··· EXTRACTED MATERIAL ···
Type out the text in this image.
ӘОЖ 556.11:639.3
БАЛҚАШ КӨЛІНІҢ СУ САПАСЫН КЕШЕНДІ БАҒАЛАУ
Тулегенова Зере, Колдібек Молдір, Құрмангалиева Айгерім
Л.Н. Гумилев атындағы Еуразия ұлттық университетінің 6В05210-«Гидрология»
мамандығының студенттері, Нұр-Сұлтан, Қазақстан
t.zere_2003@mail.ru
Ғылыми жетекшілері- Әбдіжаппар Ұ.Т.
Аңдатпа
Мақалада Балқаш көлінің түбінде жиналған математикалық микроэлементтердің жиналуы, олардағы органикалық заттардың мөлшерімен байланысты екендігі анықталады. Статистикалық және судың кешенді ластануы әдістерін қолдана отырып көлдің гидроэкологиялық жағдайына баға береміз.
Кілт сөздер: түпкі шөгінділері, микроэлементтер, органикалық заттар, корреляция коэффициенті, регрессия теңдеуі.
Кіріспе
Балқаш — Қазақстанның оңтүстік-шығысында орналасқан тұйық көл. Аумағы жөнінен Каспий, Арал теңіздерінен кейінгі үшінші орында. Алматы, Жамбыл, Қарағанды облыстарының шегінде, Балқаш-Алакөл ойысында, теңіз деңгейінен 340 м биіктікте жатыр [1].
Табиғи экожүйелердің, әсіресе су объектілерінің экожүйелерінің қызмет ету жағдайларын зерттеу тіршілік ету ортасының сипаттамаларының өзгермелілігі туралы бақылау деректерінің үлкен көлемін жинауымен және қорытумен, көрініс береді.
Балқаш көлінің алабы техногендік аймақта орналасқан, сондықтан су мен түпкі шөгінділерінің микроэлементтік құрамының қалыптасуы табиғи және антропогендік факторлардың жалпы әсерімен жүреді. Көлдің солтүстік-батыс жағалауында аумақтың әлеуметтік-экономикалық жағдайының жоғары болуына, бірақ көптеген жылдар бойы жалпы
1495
···
• [TASK DETAILS] Provide all the records again, word for word.

• [COMPLETE OUTPUT]
Type out the text in this image.
ӘОЖ 556.11:639.3
БАЛҚАШ КӨЛІНІҢ СУ САПАСЫН КЕШЕНДІ БАҒАЛАУ
Тулегенова Зере, Колдібек Молдір, Құрмангалиева Айгерім
Л.Н. Гумилев атындағы Еуразия ұлттық университетінің 6В05210-«Гидрология»
мамандығының студенттері, Нұр-Сұлтан, Қазақстан
t.zere_2003@mail.ru
Ғылыми жетекшілері- Әбдіжаппар Ұ.Т.
Аңдатпа
Мақалада Балқаш көлінің түбінде жиналған математикалық микроэлементтердің жиналуы, олардағы органикалық заттардың мөлшерімен байланысты екендігі анықталады. Статистикалық және судың кешенді ластануы әдістерін қолдана отырып көлдің гидроэкологиялық жағдайына баға береміз.
Кілт сөздер: түпкі шөгінділері, микроэлементтер, органикалық заттар, корреляция коэффициенті, регрессия теңдеуі.
Кіріспе
Балқаш — Қазақстанның оңтүстік-шығысында орналасқан тұйық көл. Аумағы жөнінен Каспий, Арал теңіздерінен кейінгі үшінші орында. Алматы, Жамбыл, Қарағанды облыстарының шегінде, Балқаш-Алакөл ойысында, теңіз деңгейінен 340 м биіктікте жатыр [1].
Табиғи экожүйелердің, әсіресе су объектілерінің экожүйелерінің қызмет ету жағдайларын зерттеу тіршілік ету ортасының сипаттамаларының өзгермелілігі туралы бақылау деректерінің үлкен көлемін жинауымен және қорытумен, көрініс береді.
Балқаш көлінің алабы техногендік аймақта орналасқан, сондықтан су мен түпкі шөгінділерінің микроэлементтік құрамының қалыптасуы табиғи және антропогендік факторлардың жалпы әсерімен жүреді. Көлдің солтүстік-батыс жағалауында аумақтың әлеуметтік-экономикалық жағдайының жоғары болуына, бірақ көптеген жылдар бойы жалпы
1495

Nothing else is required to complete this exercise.